Salah satu perusahaan di mana saya pernah bekerja memiliki lingkungan sangat religius. Tiap hari jumat saat istirahat siang yang panjang untuk memberi kesempatan jumatan bagi yang muslim, diadakan juga persekutuan doa bagi yang kristiani. Perusahaan sampai memanggil pendeta.. Konon yang membayar pendeta itu adalah perusahaan, padahal perusahaan terkenal pelit melilit terhadap karyawannya. Minta isi pensil buat kerja saja kadang bisa susah bukan main.

Tentu saja saya malas mengikuti kegiatan seperti itu. Saya lebih suka beristirahat sambil ngobrol dengan teman-teman. Tapi apa daya, saya ini junior yang kikuk saat dibujuk-bujuk senior. Termasuk bos. Demi menjaga perasaan mereka dan kemalasan saya, saya memakai sistem buka tutup. Sekali datang, sekali tidak. Sekali datang, dua kali tidak.

Pada suatu Jumat, seperti biasa saya datang sengaja terlambat. Acara sudah dimulai. Saya santai saja duduk. Yang tidak biasa waktu itu adalah adanya beberapa leaflet di meja. Saya buka-buka leaflet itu sebagai pengisi waktu. Terkejut saya. Isinya adalah ajakan untuk memerangi perkembangan Islam dengan melakukan kristenisasi. Apa-apaan ini? Bagaimana bisa ada di sini? Bagaimana jika teman-teman muslim melihatnya? Bukankah ruangan ini sering digunakan tidur oleh mereka?

» **Cuplikan Catatan**:
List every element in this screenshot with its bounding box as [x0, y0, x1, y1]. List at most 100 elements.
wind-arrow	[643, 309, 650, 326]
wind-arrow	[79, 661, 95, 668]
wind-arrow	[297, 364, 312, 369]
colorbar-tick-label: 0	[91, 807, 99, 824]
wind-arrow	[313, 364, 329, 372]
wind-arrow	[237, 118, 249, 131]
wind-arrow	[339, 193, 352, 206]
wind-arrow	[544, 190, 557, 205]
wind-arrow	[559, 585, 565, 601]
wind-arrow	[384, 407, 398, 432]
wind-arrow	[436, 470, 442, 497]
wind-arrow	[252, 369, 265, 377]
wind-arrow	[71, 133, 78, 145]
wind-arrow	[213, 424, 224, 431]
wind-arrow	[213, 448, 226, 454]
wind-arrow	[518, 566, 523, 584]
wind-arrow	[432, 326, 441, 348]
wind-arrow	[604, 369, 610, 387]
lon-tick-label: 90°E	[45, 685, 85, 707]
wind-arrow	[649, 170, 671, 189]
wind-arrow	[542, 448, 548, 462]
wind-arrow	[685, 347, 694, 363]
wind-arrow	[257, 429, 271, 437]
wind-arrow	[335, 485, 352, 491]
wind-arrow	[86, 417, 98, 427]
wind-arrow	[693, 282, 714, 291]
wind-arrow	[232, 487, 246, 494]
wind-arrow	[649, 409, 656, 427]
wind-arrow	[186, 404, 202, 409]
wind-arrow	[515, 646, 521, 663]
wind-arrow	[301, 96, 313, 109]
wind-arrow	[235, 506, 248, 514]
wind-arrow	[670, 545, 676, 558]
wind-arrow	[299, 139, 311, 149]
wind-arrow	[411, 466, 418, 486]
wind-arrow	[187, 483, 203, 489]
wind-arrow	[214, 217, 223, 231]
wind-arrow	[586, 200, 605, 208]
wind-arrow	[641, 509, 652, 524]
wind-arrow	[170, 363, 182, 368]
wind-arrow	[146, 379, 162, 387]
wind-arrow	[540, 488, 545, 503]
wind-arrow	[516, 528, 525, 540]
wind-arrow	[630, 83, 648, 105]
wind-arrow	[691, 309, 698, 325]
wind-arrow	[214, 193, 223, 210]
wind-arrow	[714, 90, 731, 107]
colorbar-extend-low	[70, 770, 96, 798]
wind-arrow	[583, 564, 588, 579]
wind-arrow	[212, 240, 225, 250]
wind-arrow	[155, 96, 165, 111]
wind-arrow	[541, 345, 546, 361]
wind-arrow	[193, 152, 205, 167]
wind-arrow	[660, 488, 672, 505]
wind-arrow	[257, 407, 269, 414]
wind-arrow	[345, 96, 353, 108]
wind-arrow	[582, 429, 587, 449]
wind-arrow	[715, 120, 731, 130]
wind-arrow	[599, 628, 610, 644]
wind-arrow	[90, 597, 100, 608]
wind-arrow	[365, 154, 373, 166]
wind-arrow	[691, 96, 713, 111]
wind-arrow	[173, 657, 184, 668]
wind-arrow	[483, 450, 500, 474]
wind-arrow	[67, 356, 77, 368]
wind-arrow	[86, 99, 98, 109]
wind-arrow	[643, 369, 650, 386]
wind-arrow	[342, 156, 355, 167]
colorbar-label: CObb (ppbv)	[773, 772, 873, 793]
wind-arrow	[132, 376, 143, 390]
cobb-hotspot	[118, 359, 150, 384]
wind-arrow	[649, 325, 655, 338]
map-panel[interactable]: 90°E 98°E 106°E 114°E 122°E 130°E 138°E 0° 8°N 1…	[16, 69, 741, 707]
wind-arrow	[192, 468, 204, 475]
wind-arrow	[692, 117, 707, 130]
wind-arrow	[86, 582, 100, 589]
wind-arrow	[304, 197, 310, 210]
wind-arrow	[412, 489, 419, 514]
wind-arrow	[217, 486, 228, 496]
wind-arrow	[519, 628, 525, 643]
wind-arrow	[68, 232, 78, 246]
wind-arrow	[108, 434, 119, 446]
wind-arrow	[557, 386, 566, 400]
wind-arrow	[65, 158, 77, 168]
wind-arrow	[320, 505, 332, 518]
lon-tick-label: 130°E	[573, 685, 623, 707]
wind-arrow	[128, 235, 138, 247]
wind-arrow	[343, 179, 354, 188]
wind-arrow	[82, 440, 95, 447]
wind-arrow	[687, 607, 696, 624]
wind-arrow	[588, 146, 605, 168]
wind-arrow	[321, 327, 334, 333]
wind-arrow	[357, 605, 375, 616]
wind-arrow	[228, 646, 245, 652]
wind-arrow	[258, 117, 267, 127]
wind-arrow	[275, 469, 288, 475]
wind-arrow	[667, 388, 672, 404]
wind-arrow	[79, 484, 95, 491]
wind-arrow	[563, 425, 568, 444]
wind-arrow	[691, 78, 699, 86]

» **Soal Latihan**:
1. Pada catatan, mulai dari baris pertama sampai dengan baris yang memuat "407, 398, 432]", ubah nama "wind-arrow" menjadi "panah-angin". Tuliskan kembali baris-baris itu tanpa perubahan lain.
2. Lanjutkan teks tentang leaflet di acara persekutuan doa kantor itu, mulai setelah kalimat terakhirnya.
Teks dan catatan tersebut tidak berhubungan satu sama lain.

» **Jawaban yang Diharapkan**:
1.
List every element in this screenshot with its bounding box as [x0, y0, x1, y1]. List at most 100 elements.
panah-angin	[643, 309, 650, 326]
panah-angin	[79, 661, 95, 668]
panah-angin	[297, 364, 312, 369]
colorbar-tick-label: 0	[91, 807, 99, 824]
panah-angin	[313, 364, 329, 372]
panah-angin	[237, 118, 249, 131]
panah-angin	[339, 193, 352, 206]
panah-angin	[544, 190, 557, 205]
panah-angin	[559, 585, 565, 601]
panah-angin	[384, 407, 398, 432]

2.
Bagaimana leaflet itu ada di sana terjawab beberapa saat kemudian. Saat pendeta berdasi itu memulai khotbah.

Isi khotbahnya setali tiga uang dengan isi leaflet. Plus hitung-hitungan matematika ala multi level marketing. Kalau satu orang kristiani mampu mengkristenkan sekian warga negara Indonesia lain, maka dalam beberapa tahun mendatang negara Republik Indonesia mampu menjadi negara dengan nafas kristiani. Bah!

Bah! Bah!

Saya sedih. Muak. Marah. Jijik. Semua campur aduk jadi satu. Saya lihat teman-teman saya. Mereka mendengarkan seolah itu biasa saja. Saya gelisah. Rasanya tidak sudi mendengar lebih jauh.

Jadi saya angkat kaki saya. Keluar dari ruangan itu. Sehabis selesai, ada seorang kawan yang bertanya,

“Tadi kenapa keluar?”

“Makan. Nggak kuat nahan lapar,” tentu saja saya bohong. Saya pilih tidak ingin ribut. Saya ingin hubungan saya dengan teman-teman tetap biasa saja. Sebuah pilihan yang saya sesali kemudian.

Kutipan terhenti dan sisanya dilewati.